EXERCISE INPUTS:
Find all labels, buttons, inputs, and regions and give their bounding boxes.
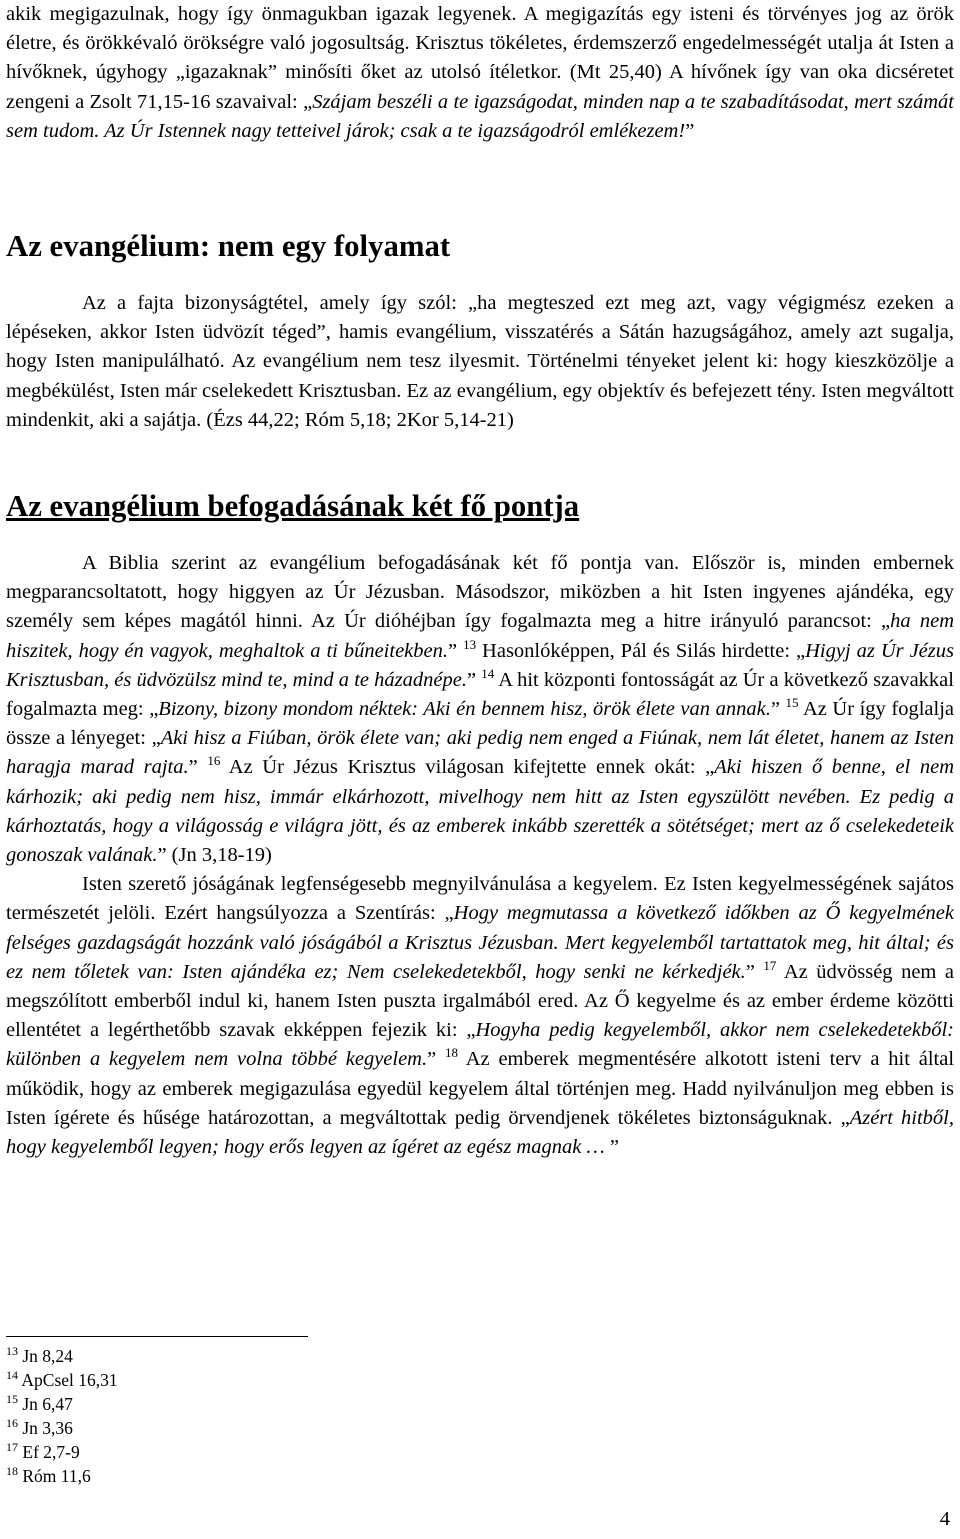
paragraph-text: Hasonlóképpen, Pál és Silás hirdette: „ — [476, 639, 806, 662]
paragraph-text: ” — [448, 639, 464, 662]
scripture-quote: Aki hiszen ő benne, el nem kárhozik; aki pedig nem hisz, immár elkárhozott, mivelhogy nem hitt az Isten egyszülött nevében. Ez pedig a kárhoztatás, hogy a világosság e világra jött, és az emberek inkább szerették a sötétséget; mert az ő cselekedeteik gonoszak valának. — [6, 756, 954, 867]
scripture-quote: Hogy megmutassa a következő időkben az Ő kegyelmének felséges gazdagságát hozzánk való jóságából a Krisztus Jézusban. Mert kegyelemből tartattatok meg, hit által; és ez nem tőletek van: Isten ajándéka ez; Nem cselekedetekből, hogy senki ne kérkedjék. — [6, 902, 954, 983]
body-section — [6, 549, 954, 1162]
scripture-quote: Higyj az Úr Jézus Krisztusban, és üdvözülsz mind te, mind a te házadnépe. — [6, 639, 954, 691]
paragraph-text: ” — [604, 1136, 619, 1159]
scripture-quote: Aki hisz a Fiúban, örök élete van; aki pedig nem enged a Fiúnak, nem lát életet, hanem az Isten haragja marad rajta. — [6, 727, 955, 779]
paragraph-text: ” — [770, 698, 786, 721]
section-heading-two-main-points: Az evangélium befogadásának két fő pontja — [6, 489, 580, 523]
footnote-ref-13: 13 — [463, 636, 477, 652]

WRITTEN EXERCISE: Return all of the lines above word for word, leaving out the pictures.

COMPLETE ANSWER:
Find all labels, buttons, inputs, and regions and give their bounding boxes.
paragraph-text: Hasonlóképpen, Pál és Silás hirdette: „ — [476, 639, 806, 662]
paragraph-text: ” — [448, 639, 464, 662]
scripture-quote: Aki hiszen ő benne, el nem kárhozik; aki pedig nem hisz, immár elkárhozott, mivelhogy nem hitt az Isten egyszülött nevében. Ez pedig a kárhoztatás, hogy a világosság e világra jött, és az emberek inkább szerették a sötétséget; mert az ő cselekedeteik gonoszak valának. — [6, 756, 954, 867]
scripture-quote: Hogy megmutassa a következő időkben az Ő kegyelmének felséges gazdagságát hozzánk való jóságából a Krisztus Jézusban. Mert kegyelemből tartattatok meg, hit által; és ez nem tőletek van: Isten ajándéka ez; Nem cselekedetekből, hogy senki ne kérkedjék. — [6, 902, 954, 983]
body-section — [6, 549, 954, 1162]
scripture-quote: Higyj az Úr Jézus Krisztusban, és üdvözülsz mind te, mind a te házadnépe. — [6, 639, 954, 691]
paragraph-text: ” — [604, 1136, 619, 1159]
scripture-quote: Aki hisz a Fiúban, örök élete van; aki pedig nem enged a Fiúnak, nem lát életet, hanem az Isten haragja marad rajta. — [6, 727, 955, 779]
paragraph-text: ” — [770, 698, 786, 721]
section-heading-two-main-points: Az evangélium befogadásának két fő pontja — [6, 489, 580, 523]
footnote-ref-13: 13 — [463, 636, 477, 652]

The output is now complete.